** Your objective **
Print the listing below exactly.

Data listing
▼

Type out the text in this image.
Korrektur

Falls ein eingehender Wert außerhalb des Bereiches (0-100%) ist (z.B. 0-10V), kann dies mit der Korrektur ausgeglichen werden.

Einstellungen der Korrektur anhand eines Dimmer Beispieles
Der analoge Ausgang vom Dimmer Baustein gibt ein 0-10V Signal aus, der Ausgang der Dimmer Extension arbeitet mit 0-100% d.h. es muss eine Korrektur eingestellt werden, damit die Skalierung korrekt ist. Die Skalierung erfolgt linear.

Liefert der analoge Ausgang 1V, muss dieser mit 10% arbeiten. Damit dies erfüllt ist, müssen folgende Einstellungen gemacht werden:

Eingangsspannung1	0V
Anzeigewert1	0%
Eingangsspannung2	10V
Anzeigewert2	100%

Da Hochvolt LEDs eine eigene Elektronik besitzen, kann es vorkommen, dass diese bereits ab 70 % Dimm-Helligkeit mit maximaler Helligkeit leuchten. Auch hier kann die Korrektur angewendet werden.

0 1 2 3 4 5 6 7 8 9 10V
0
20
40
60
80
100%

▲

** Solution to the problem **
Type out the text in this image.
Korrektur

Falls ein eingehender Wert außerhalb des Bereiches (0-100%) ist (z.B. 0-10V), kann dies mit der Korrektur ausgeglichen werden.

Einstellungen der Korrektur anhand eines Dimmer Beispieles
Der analoge Ausgang vom Dimmer Baustein gibt ein 0-10V Signal aus, der Ausgang der Dimmer Extension arbeitet mit 0-100% d.h. es muss eine Korrektur eingestellt werden, damit die Skalierung korrekt ist. Die Skalierung erfolgt linear.

Liefert der analoge Ausgang 1V, muss dieser mit 10% arbeiten. Damit dies erfüllt ist, müssen folgende Einstellungen gemacht werden:

Eingangsspannung1	0V
Anzeigewert1	0%
Eingangsspannung2	10V
Anzeigewert2	100%

Da Hochvolt LEDs eine eigene Elektronik besitzen, kann es vorkommen, dass diese bereits ab 70 % Dimm-Helligkeit mit maximaler Helligkeit leuchten. Auch hier kann die Korrektur angewendet werden.

0 1 2 3 4 5 6 7 8 9 10V
0
20
40
60
80
100%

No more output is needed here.